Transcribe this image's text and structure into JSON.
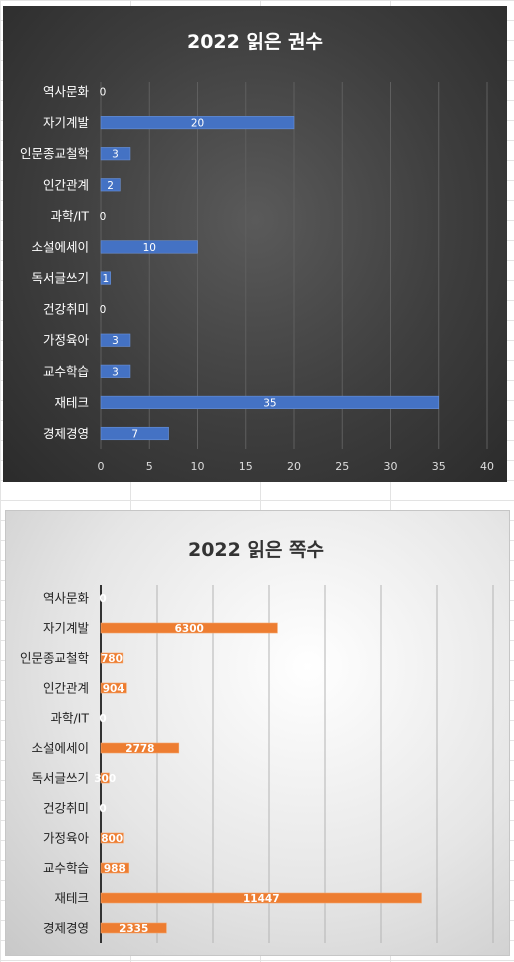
{
  "chart_data": [
    {
      "type": "bar",
      "orientation": "horizontal",
      "title": "2022 읽은 권수",
      "categories": [
        "역사문화",
        "자기계발",
        "인문종교철학",
        "인간관계",
        "과학/IT",
        "소설에세이",
        "독서글쓰기",
        "건강취미",
        "가정육아",
        "교수학습",
        "재테크",
        "경제경영"
      ],
      "values": [
        0,
        20,
        3,
        2,
        0,
        10,
        1,
        0,
        3,
        3,
        35,
        7
      ],
      "xlim": [
        0,
        40
      ],
      "xticks": [
        "0",
        "5",
        "10",
        "15",
        "20",
        "25",
        "30",
        "35",
        "40"
      ],
      "grid": true,
      "legend": "none",
      "bar_color": "#4472c4",
      "background": "dark"
    },
    {
      "type": "bar",
      "orientation": "horizontal",
      "title": "2022 읽은 쪽수",
      "categories": [
        "역사문화",
        "자기계발",
        "인문종교철학",
        "인간관계",
        "과학/IT",
        "소설에세이",
        "독서글쓰기",
        "건강취미",
        "가정육아",
        "교수학습",
        "재테크",
        "경제경영"
      ],
      "values": [
        0,
        6300,
        780,
        904,
        0,
        2778,
        300,
        0,
        800,
        988,
        11447,
        2335
      ],
      "xlim": [
        0,
        14000
      ],
      "grid": true,
      "legend": "none",
      "bar_color": "#ed7d31",
      "background": "light"
    }
  ]
}
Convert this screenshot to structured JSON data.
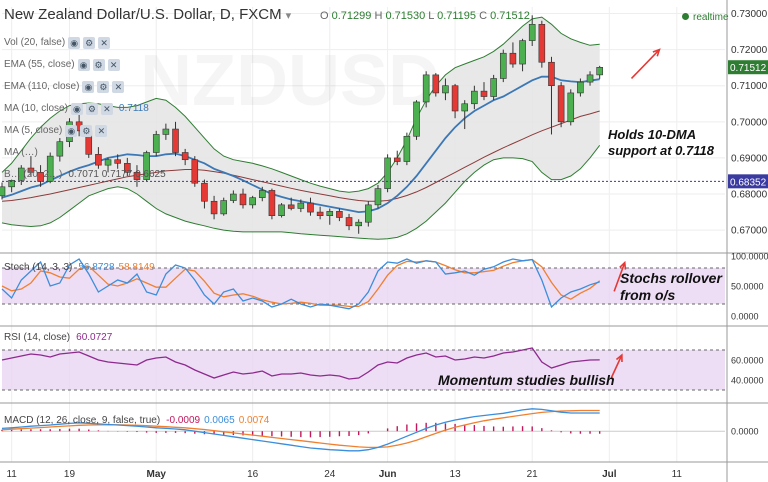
{
  "header": {
    "title": "New Zealand Dollar/U.S. Dollar, D, FXCM",
    "ohlc": {
      "o_label": "O",
      "o": "0.71299",
      "h_label": "H",
      "h": "0.71530",
      "l_label": "L",
      "l": "0.71195",
      "c_label": "C",
      "c": "0.71512"
    },
    "status": "realtime"
  },
  "indicators": [
    {
      "label": "Vol (20, false)",
      "value": ""
    },
    {
      "label": "EMA (55, close)",
      "value": ""
    },
    {
      "label": "EMA (110, close)",
      "value": ""
    },
    {
      "label": "MA (10, close)",
      "value": "0.7118"
    },
    {
      "label": "MA (5, close)",
      "value": ""
    },
    {
      "label": "MA (…)",
      "value": ""
    },
    {
      "label": "B… (20, 2…)",
      "value": "0.7071  0.7177  0.6625"
    }
  ],
  "panels": {
    "stoch": {
      "label": "Stoch (14, 3, 3)",
      "v1": "56.8728",
      "v2": "58.8149"
    },
    "rsi": {
      "label": "RSI (14, close)",
      "v1": "60.0727"
    },
    "macd": {
      "label": "MACD (12, 26, close, 9, false, true)",
      "v1": "-0.0009",
      "v2": "0.0065",
      "v3": "0.0074"
    }
  },
  "annotations": {
    "holds": [
      "Holds 10-DMA",
      "support at 0.7118"
    ],
    "stochs": [
      "Stochs rollover",
      "from o/s"
    ],
    "momentum": "Momentum studies bullish"
  },
  "watermark": "NZDUSD",
  "colors": {
    "up": "#4caf50",
    "down": "#e53935",
    "ma10": "#3b78b5",
    "slow_ma": "#8d3b3b",
    "bb_fill": "#e4e4e4",
    "bb_line": "#2e7d32",
    "stoch_k": "#3b8edb",
    "stoch_d": "#f08030",
    "osc_band": "#e8d5f3",
    "rsi": "#8e2a8e",
    "macd": "#3b8edb",
    "signal": "#f08030",
    "hist": "#c2185b",
    "arrow": "#e53935",
    "last_price": "#2e7d32",
    "ref_level": "#3a3aa0"
  },
  "chart_data": {
    "type": "candlestick",
    "title": "New Zealand Dollar/U.S. Dollar, D, FXCM",
    "price_axis": {
      "ticks": [
        "0.73000",
        "0.72000",
        "0.71000",
        "0.70000",
        "0.69000",
        "0.68000",
        "0.67000"
      ],
      "ylim": [
        0.6645,
        0.7318
      ]
    },
    "last_price": "0.71512",
    "ref_level": {
      "value": 0.68352,
      "label": "0.68352"
    },
    "x_ticks": [
      {
        "i": 1,
        "label": "11"
      },
      {
        "i": 7,
        "label": "19"
      },
      {
        "i": 16,
        "label": "May"
      },
      {
        "i": 26,
        "label": "16"
      },
      {
        "i": 34,
        "label": "24"
      },
      {
        "i": 40,
        "label": "Jun"
      },
      {
        "i": 47,
        "label": "13"
      },
      {
        "i": 55,
        "label": "21"
      },
      {
        "i": 63,
        "label": "Jul"
      },
      {
        "i": 70,
        "label": "11"
      }
    ],
    "x_domain": [
      0,
      75
    ],
    "candles": [
      [
        0.6795,
        0.6832,
        0.6785,
        0.682
      ],
      [
        0.682,
        0.684,
        0.6805,
        0.6838
      ],
      [
        0.6838,
        0.688,
        0.6825,
        0.6872
      ],
      [
        0.6872,
        0.6905,
        0.685,
        0.686
      ],
      [
        0.686,
        0.688,
        0.682,
        0.6835
      ],
      [
        0.6835,
        0.6915,
        0.683,
        0.6905
      ],
      [
        0.6905,
        0.6955,
        0.689,
        0.6945
      ],
      [
        0.6945,
        0.701,
        0.693,
        0.7
      ],
      [
        0.7,
        0.702,
        0.696,
        0.6975
      ],
      [
        0.6975,
        0.699,
        0.69,
        0.691
      ],
      [
        0.691,
        0.693,
        0.687,
        0.688
      ],
      [
        0.688,
        0.69,
        0.686,
        0.6895
      ],
      [
        0.6895,
        0.691,
        0.687,
        0.6885
      ],
      [
        0.6885,
        0.69,
        0.685,
        0.686
      ],
      [
        0.686,
        0.688,
        0.682,
        0.684
      ],
      [
        0.684,
        0.692,
        0.6835,
        0.6915
      ],
      [
        0.6915,
        0.6975,
        0.6905,
        0.6965
      ],
      [
        0.6965,
        0.6995,
        0.695,
        0.698
      ],
      [
        0.698,
        0.7,
        0.6905,
        0.6915
      ],
      [
        0.6915,
        0.6925,
        0.688,
        0.6895
      ],
      [
        0.6895,
        0.6905,
        0.682,
        0.683
      ],
      [
        0.683,
        0.684,
        0.676,
        0.678
      ],
      [
        0.678,
        0.6795,
        0.673,
        0.6745
      ],
      [
        0.6745,
        0.679,
        0.674,
        0.6782
      ],
      [
        0.6782,
        0.681,
        0.6775,
        0.68
      ],
      [
        0.68,
        0.6815,
        0.676,
        0.677
      ],
      [
        0.677,
        0.6795,
        0.676,
        0.679
      ],
      [
        0.679,
        0.682,
        0.678,
        0.681
      ],
      [
        0.681,
        0.6815,
        0.673,
        0.674
      ],
      [
        0.674,
        0.6775,
        0.6735,
        0.677
      ],
      [
        0.677,
        0.679,
        0.6755,
        0.676
      ],
      [
        0.676,
        0.6785,
        0.675,
        0.6775
      ],
      [
        0.6775,
        0.679,
        0.674,
        0.675
      ],
      [
        0.675,
        0.6765,
        0.673,
        0.674
      ],
      [
        0.674,
        0.676,
        0.6715,
        0.6752
      ],
      [
        0.6752,
        0.676,
        0.6725,
        0.6735
      ],
      [
        0.6735,
        0.6745,
        0.67,
        0.6712
      ],
      [
        0.6712,
        0.673,
        0.669,
        0.6722
      ],
      [
        0.6722,
        0.678,
        0.671,
        0.677
      ],
      [
        0.677,
        0.6825,
        0.676,
        0.6815
      ],
      [
        0.6815,
        0.691,
        0.6805,
        0.69
      ],
      [
        0.69,
        0.692,
        0.688,
        0.689
      ],
      [
        0.689,
        0.697,
        0.688,
        0.696
      ],
      [
        0.696,
        0.706,
        0.695,
        0.7055
      ],
      [
        0.7055,
        0.714,
        0.704,
        0.713
      ],
      [
        0.713,
        0.7135,
        0.707,
        0.708
      ],
      [
        0.708,
        0.712,
        0.706,
        0.71
      ],
      [
        0.71,
        0.7105,
        0.701,
        0.703
      ],
      [
        0.703,
        0.706,
        0.698,
        0.705
      ],
      [
        0.705,
        0.71,
        0.7035,
        0.7085
      ],
      [
        0.7085,
        0.711,
        0.706,
        0.707
      ],
      [
        0.707,
        0.713,
        0.706,
        0.712
      ],
      [
        0.712,
        0.72,
        0.711,
        0.719
      ],
      [
        0.719,
        0.722,
        0.715,
        0.716
      ],
      [
        0.716,
        0.723,
        0.714,
        0.7225
      ],
      [
        0.7225,
        0.7295,
        0.721,
        0.727
      ],
      [
        0.727,
        0.728,
        0.715,
        0.7165
      ],
      [
        0.7165,
        0.718,
        0.6965,
        0.71
      ],
      [
        0.71,
        0.711,
        0.6985,
        0.7
      ],
      [
        0.7,
        0.709,
        0.699,
        0.708
      ],
      [
        0.708,
        0.712,
        0.707,
        0.711
      ],
      [
        0.711,
        0.714,
        0.71,
        0.713
      ],
      [
        0.713,
        0.7155,
        0.7119,
        0.7151
      ]
    ],
    "ma10": [
      0.679,
      0.6798,
      0.6808,
      0.6818,
      0.6825,
      0.6838,
      0.685,
      0.6862,
      0.6872,
      0.688,
      0.689,
      0.69,
      0.6905,
      0.691,
      0.6908,
      0.6905,
      0.6905,
      0.691,
      0.6912,
      0.6905,
      0.6895,
      0.6885,
      0.687,
      0.686,
      0.685,
      0.6838,
      0.6825,
      0.6812,
      0.68,
      0.6792,
      0.6785,
      0.678,
      0.6775,
      0.677,
      0.6765,
      0.676,
      0.6755,
      0.675,
      0.6752,
      0.676,
      0.6775,
      0.6795,
      0.682,
      0.685,
      0.6885,
      0.692,
      0.6955,
      0.6985,
      0.701,
      0.703,
      0.7045,
      0.706,
      0.707,
      0.7085,
      0.71,
      0.7115,
      0.7125,
      0.7125,
      0.7115,
      0.7112,
      0.711,
      0.7114,
      0.7118
    ],
    "ma_slow": [
      0.678,
      0.6782,
      0.6786,
      0.679,
      0.6795,
      0.68,
      0.6806,
      0.6812,
      0.6818,
      0.6824,
      0.683,
      0.6836,
      0.6842,
      0.6848,
      0.6852,
      0.6856,
      0.686,
      0.6864,
      0.6866,
      0.6868,
      0.6868,
      0.6866,
      0.6862,
      0.6858,
      0.6852,
      0.6846,
      0.684,
      0.6834,
      0.6828,
      0.6822,
      0.6816,
      0.681,
      0.6805,
      0.68,
      0.6795,
      0.679,
      0.6786,
      0.6782,
      0.678,
      0.678,
      0.6782,
      0.6788,
      0.6796,
      0.6806,
      0.6818,
      0.6832,
      0.6846,
      0.686,
      0.6874,
      0.6888,
      0.6902,
      0.6915,
      0.6928,
      0.694,
      0.6952,
      0.6964,
      0.6975,
      0.6985,
      0.6995,
      0.7005,
      0.7015,
      0.7022,
      0.703
    ],
    "bb_upper": [
      0.686,
      0.6885,
      0.692,
      0.6955,
      0.6985,
      0.701,
      0.703,
      0.7045,
      0.705,
      0.7052,
      0.705,
      0.7045,
      0.704,
      0.704,
      0.7045,
      0.7055,
      0.7065,
      0.706,
      0.704,
      0.7015,
      0.6985,
      0.6955,
      0.6925,
      0.6905,
      0.6895,
      0.689,
      0.6885,
      0.6878,
      0.687,
      0.686,
      0.685,
      0.684,
      0.683,
      0.6822,
      0.6815,
      0.6808,
      0.6805,
      0.6808,
      0.6815,
      0.683,
      0.686,
      0.69,
      0.695,
      0.701,
      0.706,
      0.71,
      0.713,
      0.715,
      0.716,
      0.717,
      0.718,
      0.7195,
      0.7215,
      0.724,
      0.7265,
      0.7285,
      0.729,
      0.727,
      0.7245,
      0.723,
      0.722,
      0.7212,
      0.7215
    ],
    "bb_lower": [
      0.672,
      0.6715,
      0.6712,
      0.671,
      0.6712,
      0.672,
      0.6735,
      0.6755,
      0.6775,
      0.6795,
      0.6805,
      0.6815,
      0.682,
      0.6815,
      0.68,
      0.678,
      0.676,
      0.6745,
      0.6735,
      0.6725,
      0.6718,
      0.6712,
      0.6705,
      0.67,
      0.6697,
      0.6695,
      0.6695,
      0.6695,
      0.6695,
      0.6695,
      0.6693,
      0.669,
      0.6688,
      0.6686,
      0.6684,
      0.6682,
      0.668,
      0.6678,
      0.6676,
      0.6675,
      0.6676,
      0.668,
      0.669,
      0.6705,
      0.6725,
      0.675,
      0.6775,
      0.6805,
      0.6835,
      0.686,
      0.688,
      0.6895,
      0.69,
      0.69,
      0.6898,
      0.689,
      0.686,
      0.684,
      0.684,
      0.685,
      0.687,
      0.69,
      0.6935
    ],
    "stoch": {
      "range": [
        0,
        100
      ],
      "levels": [
        20,
        80
      ],
      "ticks": [
        "100.0000",
        "50.0000",
        "0.0000"
      ],
      "k": [
        45,
        30,
        60,
        75,
        90,
        50,
        55,
        85,
        95,
        70,
        40,
        50,
        60,
        55,
        70,
        40,
        35,
        70,
        85,
        80,
        60,
        35,
        20,
        40,
        45,
        25,
        30,
        25,
        15,
        20,
        28,
        20,
        15,
        20,
        18,
        15,
        12,
        20,
        40,
        75,
        90,
        88,
        95,
        88,
        92,
        90,
        70,
        72,
        75,
        68,
        78,
        82,
        90,
        95,
        92,
        94,
        60,
        15,
        30,
        40,
        45,
        52,
        56.87
      ],
      "d": [
        50,
        42,
        45,
        55,
        75,
        72,
        65,
        63,
        78,
        83,
        68,
        53,
        50,
        55,
        62,
        55,
        48,
        48,
        63,
        78,
        75,
        58,
        38,
        32,
        35,
        37,
        33,
        27,
        23,
        20,
        21,
        23,
        21,
        18,
        18,
        18,
        16,
        16,
        24,
        45,
        68,
        84,
        91,
        90,
        92,
        90,
        84,
        77,
        72,
        72,
        74,
        76,
        83,
        89,
        92,
        94,
        82,
        56,
        35,
        28,
        38,
        46,
        58.81
      ]
    },
    "rsi": {
      "range": [
        20,
        90
      ],
      "levels": [
        30,
        70
      ],
      "ticks": [
        "60.0000",
        "40.0000"
      ],
      "values": [
        60,
        62,
        64,
        66,
        65,
        63,
        66,
        67,
        68,
        64,
        60,
        58,
        57,
        56,
        55,
        60,
        62,
        63,
        58,
        55,
        50,
        46,
        42,
        45,
        48,
        46,
        47,
        49,
        44,
        46,
        46,
        47,
        45,
        44,
        45,
        44,
        41,
        42,
        48,
        55,
        58,
        57,
        62,
        65,
        67,
        63,
        64,
        60,
        61,
        63,
        62,
        64,
        67,
        68,
        70,
        72,
        58,
        52,
        55,
        58,
        59,
        60,
        60.07
      ]
    },
    "macd": {
      "range": [
        -0.011,
        0.009
      ],
      "ticks": [
        "0.0000"
      ],
      "macd": [
        0.001,
        0.0012,
        0.0015,
        0.0018,
        0.002,
        0.0022,
        0.0025,
        0.0028,
        0.003,
        0.0028,
        0.0026,
        0.0024,
        0.0022,
        0.002,
        0.0018,
        0.0015,
        0.0012,
        0.001,
        0.0008,
        0.0005,
        0.0,
        -0.0005,
        -0.001,
        -0.0015,
        -0.002,
        -0.0025,
        -0.003,
        -0.0035,
        -0.004,
        -0.0045,
        -0.005,
        -0.0055,
        -0.006,
        -0.0063,
        -0.0066,
        -0.0068,
        -0.007,
        -0.007,
        -0.0066,
        -0.0058,
        -0.0046,
        -0.0032,
        -0.0018,
        -0.0004,
        0.001,
        0.0022,
        0.0032,
        0.004,
        0.0046,
        0.0052,
        0.0056,
        0.006,
        0.0064,
        0.007,
        0.0076,
        0.008,
        0.0078,
        0.0073,
        0.0068,
        0.0065,
        0.0065,
        0.0065,
        0.0065
      ],
      "signal": [
        0.0005,
        0.0007,
        0.0009,
        0.0011,
        0.0013,
        0.0015,
        0.0017,
        0.0019,
        0.0021,
        0.0022,
        0.0023,
        0.0023,
        0.0023,
        0.0022,
        0.0021,
        0.002,
        0.0018,
        0.0016,
        0.0014,
        0.0012,
        0.0009,
        0.0006,
        0.0002,
        -0.0002,
        -0.0006,
        -0.001,
        -0.0014,
        -0.0018,
        -0.0022,
        -0.0026,
        -0.003,
        -0.0034,
        -0.0038,
        -0.0042,
        -0.0046,
        -0.005,
        -0.0053,
        -0.0056,
        -0.0058,
        -0.0058,
        -0.0056,
        -0.005,
        -0.0042,
        -0.0032,
        -0.002,
        -0.0008,
        0.0004,
        0.0014,
        0.0022,
        0.003,
        0.0037,
        0.0043,
        0.0048,
        0.0053,
        0.0058,
        0.0063,
        0.0067,
        0.007,
        0.0072,
        0.0073,
        0.0074,
        0.0074,
        0.0074
      ],
      "hist": [
        0.0005,
        0.0005,
        0.0006,
        0.0007,
        0.0007,
        0.0007,
        0.0008,
        0.0009,
        0.0009,
        0.0006,
        0.0003,
        0.0001,
        -0.0001,
        -0.0002,
        -0.0003,
        -0.0005,
        -0.0006,
        -0.0006,
        -0.0006,
        -0.0007,
        -0.0009,
        -0.0011,
        -0.0012,
        -0.0013,
        -0.0014,
        -0.0015,
        -0.0016,
        -0.0017,
        -0.0018,
        -0.0019,
        -0.002,
        -0.0021,
        -0.0022,
        -0.0021,
        -0.002,
        -0.0018,
        -0.0017,
        -0.0014,
        -0.0008,
        0.0,
        0.001,
        0.0018,
        0.0024,
        0.0028,
        0.003,
        0.003,
        0.0028,
        0.0026,
        0.0024,
        0.0022,
        0.0019,
        0.0017,
        0.0016,
        0.0017,
        0.0018,
        0.0017,
        0.0011,
        0.0003,
        -0.0004,
        -0.0008,
        -0.0009,
        -0.0009,
        -0.0009
      ]
    }
  }
}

[Given problem] Go through the records and show every line with the string "title" in it.

[Answer to the problem]
      "title": "2022 읽은 권수",
      "title": "2022 읽은 쪽수",
    "title": "New Zealand Dollar/U.S. Dollar, D, FXCM",
    "title": "New Zealand Dollar/U.S. Dollar, D, FXCM",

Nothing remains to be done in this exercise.